• [SOURCE RECORDS]
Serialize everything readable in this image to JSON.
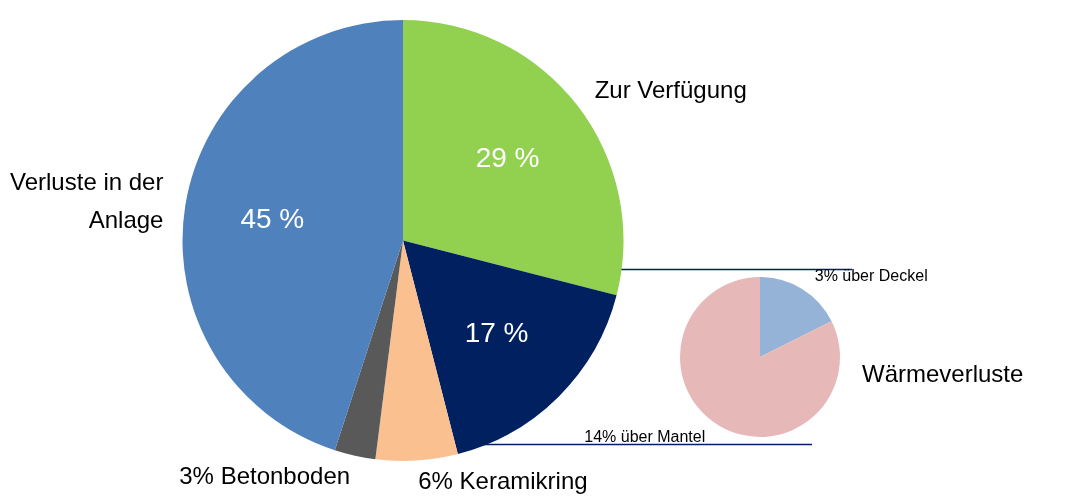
{
  "chart_data": [
    {
      "type": "pie",
      "categories": [
        "Zur Verfügung",
        null,
        "6% Keramikring",
        "3% Betonboden",
        "Verluste in der Anlage"
      ],
      "values": [
        29,
        17,
        6,
        3,
        45
      ],
      "colors": [
        "#92d050",
        "#002060",
        "#fac090",
        "#595959",
        "#4f81bd"
      ],
      "value_labels": [
        "29 %",
        "17 %",
        null,
        null,
        "45 %"
      ],
      "legend": false
    },
    {
      "type": "pie",
      "title": "Wärmeverluste",
      "categories": [
        "3% über Deckel",
        "14% über Mantel"
      ],
      "values": [
        3,
        14
      ],
      "colors": [
        "#95b3d7",
        "#e6b9b8"
      ],
      "legend": false
    }
  ]
}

• [GIVEN EXERCISE]
Exclude the images, then output the data above word for word.

• [THE RESULT]
Serialize everything readable in this image to JSON.
{
  "chart_data": [
    {
      "type": "pie",
      "categories": [
        "Zur Verfügung",
        null,
        "6% Keramikring",
        "3% Betonboden",
        "Verluste in der Anlage"
      ],
      "values": [
        29,
        17,
        6,
        3,
        45
      ],
      "colors": [
        "#92d050",
        "#002060",
        "#fac090",
        "#595959",
        "#4f81bd"
      ],
      "value_labels": [
        "29 %",
        "17 %",
        null,
        null,
        "45 %"
      ],
      "legend": false
    },
    {
      "type": "pie",
      "title": "Wärmeverluste",
      "categories": [
        "3% über Deckel",
        "14% über Mantel"
      ],
      "values": [
        3,
        14
      ],
      "colors": [
        "#95b3d7",
        "#e6b9b8"
      ],
      "legend": false
    }
  ]
}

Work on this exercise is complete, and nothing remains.